• **Task instructions**: Using the listing below, extract each line that has the word "close" in it.

────────────────

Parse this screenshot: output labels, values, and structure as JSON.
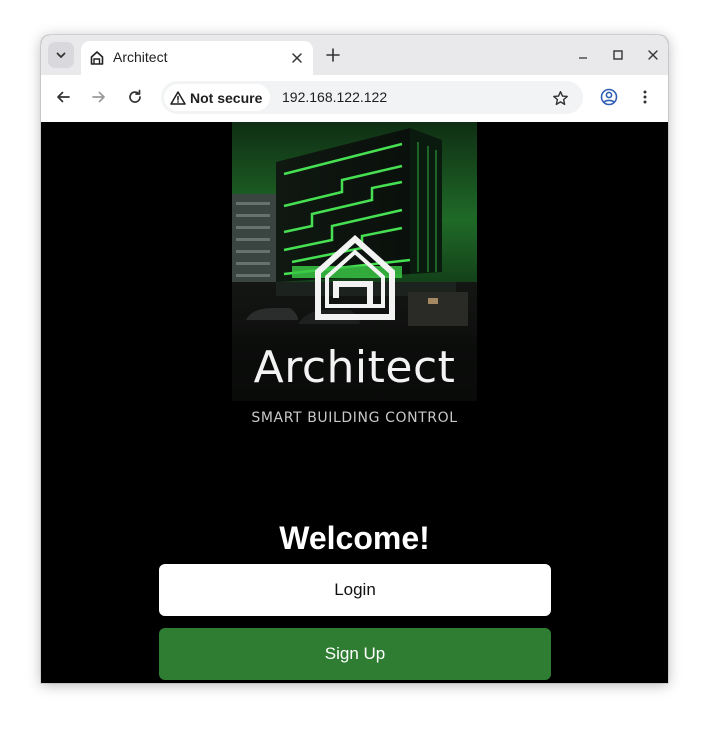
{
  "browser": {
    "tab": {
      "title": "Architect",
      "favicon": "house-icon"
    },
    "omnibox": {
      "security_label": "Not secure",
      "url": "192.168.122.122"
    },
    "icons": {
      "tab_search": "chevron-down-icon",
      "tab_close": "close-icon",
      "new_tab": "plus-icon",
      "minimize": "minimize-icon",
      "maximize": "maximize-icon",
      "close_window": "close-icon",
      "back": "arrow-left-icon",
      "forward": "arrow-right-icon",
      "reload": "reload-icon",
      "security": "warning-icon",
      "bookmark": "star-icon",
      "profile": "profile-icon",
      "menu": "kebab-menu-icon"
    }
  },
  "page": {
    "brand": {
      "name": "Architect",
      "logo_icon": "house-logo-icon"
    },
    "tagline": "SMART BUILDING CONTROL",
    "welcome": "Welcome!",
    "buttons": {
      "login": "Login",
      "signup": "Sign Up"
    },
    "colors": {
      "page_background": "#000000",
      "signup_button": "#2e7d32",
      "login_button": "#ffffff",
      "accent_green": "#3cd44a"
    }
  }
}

────────────────

• **In response**:
      "tab_close": "close-icon",
      "close_window": "close-icon",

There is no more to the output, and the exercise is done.